(Data records)
________________________________________

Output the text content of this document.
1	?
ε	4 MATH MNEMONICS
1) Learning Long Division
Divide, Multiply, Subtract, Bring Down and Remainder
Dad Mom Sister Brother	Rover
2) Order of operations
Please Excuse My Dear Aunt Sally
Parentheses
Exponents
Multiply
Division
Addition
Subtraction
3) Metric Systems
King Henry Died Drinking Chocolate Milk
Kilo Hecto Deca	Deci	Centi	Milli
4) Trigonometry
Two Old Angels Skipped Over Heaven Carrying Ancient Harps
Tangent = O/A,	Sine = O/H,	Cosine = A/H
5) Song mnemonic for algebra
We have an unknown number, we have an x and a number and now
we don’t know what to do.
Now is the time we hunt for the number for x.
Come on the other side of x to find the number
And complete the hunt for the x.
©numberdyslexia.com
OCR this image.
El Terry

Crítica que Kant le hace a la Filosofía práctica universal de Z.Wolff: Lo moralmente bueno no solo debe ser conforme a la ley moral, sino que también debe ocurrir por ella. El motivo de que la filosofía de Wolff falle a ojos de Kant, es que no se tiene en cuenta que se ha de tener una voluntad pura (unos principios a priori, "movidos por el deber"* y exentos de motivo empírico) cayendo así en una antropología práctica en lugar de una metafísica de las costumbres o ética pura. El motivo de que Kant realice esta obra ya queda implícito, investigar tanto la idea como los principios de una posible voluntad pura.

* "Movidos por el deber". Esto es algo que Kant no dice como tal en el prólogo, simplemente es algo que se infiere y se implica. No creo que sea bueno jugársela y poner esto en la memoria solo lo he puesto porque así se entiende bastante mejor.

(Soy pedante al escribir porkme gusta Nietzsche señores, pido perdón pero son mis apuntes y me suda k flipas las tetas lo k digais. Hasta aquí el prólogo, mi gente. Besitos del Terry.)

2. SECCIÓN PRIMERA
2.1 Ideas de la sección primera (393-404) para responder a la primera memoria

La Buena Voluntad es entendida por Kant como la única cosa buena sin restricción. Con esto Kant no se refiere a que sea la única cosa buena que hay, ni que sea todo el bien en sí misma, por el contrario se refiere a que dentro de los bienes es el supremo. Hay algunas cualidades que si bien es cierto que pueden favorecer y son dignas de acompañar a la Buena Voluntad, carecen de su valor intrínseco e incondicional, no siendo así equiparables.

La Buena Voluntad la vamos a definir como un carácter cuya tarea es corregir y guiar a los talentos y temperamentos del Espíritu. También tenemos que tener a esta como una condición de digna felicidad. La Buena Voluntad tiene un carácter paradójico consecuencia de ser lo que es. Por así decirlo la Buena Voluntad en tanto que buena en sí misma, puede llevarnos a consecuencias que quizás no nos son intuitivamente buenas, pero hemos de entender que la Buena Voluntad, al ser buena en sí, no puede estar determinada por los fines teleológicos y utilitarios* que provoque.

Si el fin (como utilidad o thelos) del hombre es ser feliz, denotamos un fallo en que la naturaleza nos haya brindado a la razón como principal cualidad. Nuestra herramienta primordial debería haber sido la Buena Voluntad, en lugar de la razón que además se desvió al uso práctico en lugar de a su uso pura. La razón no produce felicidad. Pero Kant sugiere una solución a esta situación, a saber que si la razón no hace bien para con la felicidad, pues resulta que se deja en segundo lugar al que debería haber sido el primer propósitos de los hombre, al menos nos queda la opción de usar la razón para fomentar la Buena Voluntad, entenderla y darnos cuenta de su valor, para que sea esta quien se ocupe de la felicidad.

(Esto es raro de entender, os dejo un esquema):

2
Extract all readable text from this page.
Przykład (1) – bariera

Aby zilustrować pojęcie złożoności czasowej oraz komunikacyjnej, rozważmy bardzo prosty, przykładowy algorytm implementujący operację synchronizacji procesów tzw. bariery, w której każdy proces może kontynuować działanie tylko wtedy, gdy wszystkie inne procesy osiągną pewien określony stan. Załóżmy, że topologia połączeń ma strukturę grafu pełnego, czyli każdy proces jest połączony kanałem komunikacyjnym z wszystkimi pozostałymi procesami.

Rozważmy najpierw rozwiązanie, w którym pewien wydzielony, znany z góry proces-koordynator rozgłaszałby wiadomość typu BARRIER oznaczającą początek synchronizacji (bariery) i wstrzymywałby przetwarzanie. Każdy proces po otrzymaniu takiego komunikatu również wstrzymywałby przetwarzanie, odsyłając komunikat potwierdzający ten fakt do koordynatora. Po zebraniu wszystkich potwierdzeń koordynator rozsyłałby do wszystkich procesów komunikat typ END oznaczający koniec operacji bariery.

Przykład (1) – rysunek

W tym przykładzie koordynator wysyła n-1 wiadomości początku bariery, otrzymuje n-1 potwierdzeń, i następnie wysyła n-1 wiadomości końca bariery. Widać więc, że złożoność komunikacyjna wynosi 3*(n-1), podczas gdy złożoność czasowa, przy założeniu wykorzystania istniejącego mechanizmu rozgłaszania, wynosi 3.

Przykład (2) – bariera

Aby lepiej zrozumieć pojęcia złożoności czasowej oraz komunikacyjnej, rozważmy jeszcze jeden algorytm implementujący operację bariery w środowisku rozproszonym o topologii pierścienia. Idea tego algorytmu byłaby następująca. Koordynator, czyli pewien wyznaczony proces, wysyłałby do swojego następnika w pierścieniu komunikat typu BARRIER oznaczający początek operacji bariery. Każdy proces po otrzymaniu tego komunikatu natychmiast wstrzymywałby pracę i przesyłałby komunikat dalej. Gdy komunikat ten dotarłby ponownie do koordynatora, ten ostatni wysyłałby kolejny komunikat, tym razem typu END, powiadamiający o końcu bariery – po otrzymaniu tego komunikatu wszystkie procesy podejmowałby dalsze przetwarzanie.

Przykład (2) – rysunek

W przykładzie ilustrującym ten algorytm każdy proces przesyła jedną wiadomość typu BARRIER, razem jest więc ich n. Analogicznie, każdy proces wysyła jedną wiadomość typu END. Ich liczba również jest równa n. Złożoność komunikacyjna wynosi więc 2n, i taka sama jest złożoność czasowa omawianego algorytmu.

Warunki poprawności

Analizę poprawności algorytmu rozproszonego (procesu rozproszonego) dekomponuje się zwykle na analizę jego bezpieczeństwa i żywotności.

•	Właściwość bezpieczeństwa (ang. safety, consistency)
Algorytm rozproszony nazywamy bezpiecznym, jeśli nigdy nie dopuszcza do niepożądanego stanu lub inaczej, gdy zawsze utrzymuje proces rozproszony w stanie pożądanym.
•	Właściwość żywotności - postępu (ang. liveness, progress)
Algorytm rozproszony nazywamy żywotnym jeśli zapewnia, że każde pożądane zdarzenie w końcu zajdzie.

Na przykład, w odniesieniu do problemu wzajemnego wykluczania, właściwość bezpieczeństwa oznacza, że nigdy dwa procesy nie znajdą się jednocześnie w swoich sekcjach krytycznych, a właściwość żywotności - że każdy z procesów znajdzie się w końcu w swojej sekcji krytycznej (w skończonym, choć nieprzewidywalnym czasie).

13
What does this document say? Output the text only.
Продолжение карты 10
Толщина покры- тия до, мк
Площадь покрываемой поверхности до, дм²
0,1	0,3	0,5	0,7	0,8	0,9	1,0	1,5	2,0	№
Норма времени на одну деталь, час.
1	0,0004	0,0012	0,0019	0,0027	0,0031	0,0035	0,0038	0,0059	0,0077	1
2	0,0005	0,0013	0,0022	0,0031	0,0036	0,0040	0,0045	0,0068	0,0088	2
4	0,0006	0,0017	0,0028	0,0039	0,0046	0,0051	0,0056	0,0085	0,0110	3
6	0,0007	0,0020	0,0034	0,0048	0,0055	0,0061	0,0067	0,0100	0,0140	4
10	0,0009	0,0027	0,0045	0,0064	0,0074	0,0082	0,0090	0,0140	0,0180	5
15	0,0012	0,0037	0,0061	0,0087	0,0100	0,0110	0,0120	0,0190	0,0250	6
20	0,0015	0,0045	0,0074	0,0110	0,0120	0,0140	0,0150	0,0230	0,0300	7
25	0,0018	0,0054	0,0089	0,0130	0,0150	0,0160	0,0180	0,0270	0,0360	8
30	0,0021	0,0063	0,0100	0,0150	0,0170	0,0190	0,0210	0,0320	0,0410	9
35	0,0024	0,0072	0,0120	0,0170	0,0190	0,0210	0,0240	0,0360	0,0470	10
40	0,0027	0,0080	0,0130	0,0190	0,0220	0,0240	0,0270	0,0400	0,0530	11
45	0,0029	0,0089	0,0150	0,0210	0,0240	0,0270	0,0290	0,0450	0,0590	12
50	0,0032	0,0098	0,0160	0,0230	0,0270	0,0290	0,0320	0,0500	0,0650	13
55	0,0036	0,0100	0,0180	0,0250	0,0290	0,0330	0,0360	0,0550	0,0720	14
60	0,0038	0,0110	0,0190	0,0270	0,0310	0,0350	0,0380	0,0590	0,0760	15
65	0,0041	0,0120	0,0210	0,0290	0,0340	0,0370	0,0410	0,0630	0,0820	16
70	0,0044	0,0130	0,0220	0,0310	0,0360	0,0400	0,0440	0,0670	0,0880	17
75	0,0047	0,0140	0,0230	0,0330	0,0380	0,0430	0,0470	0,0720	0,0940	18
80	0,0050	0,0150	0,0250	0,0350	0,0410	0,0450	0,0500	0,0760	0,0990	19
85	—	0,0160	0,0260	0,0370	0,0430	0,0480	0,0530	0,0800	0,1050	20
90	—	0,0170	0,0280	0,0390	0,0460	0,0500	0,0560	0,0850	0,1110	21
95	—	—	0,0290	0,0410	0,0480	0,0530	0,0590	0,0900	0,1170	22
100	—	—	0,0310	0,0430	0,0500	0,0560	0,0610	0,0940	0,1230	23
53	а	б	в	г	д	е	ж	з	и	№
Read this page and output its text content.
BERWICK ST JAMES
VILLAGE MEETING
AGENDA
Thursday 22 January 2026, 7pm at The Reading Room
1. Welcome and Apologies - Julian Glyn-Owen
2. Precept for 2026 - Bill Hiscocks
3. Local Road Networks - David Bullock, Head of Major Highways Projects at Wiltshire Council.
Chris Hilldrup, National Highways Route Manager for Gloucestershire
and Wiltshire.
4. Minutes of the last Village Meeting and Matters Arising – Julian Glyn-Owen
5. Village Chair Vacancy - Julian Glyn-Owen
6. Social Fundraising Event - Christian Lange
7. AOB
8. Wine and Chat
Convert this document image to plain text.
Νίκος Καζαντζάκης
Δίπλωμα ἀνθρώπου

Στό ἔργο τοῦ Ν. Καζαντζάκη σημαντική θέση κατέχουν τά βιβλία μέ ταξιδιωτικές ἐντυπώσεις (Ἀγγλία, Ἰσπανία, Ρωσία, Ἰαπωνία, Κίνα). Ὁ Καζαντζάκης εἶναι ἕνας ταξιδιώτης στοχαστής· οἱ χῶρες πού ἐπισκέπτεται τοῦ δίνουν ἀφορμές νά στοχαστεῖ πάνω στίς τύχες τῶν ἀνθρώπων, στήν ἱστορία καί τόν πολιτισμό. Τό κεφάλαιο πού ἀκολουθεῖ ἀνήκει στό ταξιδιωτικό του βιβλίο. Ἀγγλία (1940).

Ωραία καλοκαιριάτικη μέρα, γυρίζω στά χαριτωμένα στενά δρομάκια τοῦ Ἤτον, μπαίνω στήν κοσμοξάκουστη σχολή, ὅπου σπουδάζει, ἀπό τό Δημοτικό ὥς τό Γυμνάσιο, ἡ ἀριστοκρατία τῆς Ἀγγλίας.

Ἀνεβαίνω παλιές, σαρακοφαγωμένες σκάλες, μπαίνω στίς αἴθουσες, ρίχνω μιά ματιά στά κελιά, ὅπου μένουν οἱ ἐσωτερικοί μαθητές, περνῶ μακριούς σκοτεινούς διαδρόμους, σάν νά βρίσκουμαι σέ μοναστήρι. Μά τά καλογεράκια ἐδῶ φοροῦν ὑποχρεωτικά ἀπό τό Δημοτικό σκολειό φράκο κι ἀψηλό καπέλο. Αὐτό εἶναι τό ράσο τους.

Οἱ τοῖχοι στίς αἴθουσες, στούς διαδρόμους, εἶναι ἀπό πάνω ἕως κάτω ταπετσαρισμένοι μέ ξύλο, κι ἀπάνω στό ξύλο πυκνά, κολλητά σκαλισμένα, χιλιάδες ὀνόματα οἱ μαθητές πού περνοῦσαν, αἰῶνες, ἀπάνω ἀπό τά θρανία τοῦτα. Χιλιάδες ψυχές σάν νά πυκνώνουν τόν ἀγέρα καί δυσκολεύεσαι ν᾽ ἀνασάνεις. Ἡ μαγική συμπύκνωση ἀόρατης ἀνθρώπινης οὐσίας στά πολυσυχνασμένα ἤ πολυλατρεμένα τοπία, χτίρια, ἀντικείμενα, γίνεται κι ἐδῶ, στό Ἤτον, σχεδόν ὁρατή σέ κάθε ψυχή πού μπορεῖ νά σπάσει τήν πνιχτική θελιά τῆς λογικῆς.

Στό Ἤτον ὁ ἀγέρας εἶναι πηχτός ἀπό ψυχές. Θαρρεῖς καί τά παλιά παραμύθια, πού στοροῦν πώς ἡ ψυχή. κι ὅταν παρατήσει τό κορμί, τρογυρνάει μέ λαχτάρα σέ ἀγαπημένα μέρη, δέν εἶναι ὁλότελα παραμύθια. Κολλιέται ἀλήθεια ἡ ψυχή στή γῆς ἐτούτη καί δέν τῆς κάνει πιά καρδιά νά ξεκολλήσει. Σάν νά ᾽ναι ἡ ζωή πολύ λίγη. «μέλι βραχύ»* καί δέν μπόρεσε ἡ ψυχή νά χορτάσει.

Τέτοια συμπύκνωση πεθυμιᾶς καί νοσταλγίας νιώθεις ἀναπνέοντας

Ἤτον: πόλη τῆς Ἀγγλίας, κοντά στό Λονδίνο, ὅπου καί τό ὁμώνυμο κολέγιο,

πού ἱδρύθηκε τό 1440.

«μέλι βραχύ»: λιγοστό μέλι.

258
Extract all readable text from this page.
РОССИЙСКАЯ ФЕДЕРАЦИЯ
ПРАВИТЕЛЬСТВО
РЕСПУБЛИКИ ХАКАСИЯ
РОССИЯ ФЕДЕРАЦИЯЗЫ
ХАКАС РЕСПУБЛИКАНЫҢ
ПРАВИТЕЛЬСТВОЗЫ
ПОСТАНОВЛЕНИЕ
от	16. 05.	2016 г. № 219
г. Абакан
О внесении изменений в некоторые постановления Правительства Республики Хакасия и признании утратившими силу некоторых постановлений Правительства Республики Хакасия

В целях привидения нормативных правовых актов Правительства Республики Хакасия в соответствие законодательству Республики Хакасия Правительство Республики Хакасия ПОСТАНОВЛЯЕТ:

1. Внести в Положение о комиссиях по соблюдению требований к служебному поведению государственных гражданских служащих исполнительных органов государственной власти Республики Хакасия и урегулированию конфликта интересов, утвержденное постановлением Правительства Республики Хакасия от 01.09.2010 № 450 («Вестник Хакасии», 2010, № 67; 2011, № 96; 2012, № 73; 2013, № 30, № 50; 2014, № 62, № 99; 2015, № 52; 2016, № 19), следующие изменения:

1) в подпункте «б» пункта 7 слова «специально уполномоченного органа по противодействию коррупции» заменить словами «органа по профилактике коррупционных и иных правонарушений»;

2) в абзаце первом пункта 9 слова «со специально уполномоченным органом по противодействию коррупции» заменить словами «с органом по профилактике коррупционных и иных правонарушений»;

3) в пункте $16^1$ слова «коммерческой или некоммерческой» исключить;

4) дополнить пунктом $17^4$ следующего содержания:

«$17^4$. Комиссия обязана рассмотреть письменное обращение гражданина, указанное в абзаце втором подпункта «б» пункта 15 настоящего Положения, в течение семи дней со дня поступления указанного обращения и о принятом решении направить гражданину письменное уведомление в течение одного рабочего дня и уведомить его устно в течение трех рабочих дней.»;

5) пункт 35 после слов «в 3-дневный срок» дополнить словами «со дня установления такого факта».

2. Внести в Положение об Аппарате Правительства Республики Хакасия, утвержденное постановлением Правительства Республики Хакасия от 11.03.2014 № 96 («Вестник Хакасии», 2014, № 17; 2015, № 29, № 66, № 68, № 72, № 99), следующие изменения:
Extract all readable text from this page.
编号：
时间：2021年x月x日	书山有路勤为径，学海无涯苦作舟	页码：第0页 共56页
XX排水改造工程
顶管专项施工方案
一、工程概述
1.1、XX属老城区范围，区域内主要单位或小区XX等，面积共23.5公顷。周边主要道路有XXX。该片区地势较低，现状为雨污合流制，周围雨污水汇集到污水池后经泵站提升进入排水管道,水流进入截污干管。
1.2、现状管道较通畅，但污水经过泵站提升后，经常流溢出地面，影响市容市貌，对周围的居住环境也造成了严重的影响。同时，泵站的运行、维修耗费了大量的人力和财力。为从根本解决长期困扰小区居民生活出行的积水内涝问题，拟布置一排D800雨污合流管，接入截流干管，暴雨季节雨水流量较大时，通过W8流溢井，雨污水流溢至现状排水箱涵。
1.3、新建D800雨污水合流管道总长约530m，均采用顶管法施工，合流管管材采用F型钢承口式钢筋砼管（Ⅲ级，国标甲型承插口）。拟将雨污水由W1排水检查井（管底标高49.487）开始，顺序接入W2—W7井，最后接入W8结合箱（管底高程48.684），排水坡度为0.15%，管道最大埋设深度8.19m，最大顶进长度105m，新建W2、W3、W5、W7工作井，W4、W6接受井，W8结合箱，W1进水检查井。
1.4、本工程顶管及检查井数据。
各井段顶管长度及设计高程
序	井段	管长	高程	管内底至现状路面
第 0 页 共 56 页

________________________________________

Show the lines that mention the word "дополнить".

4) дополнить пунктом $17^4$ следующего содержания:
5) пункт 35 после слов «в 3-дневный срок» дополнить словами «со дня установления такого факта».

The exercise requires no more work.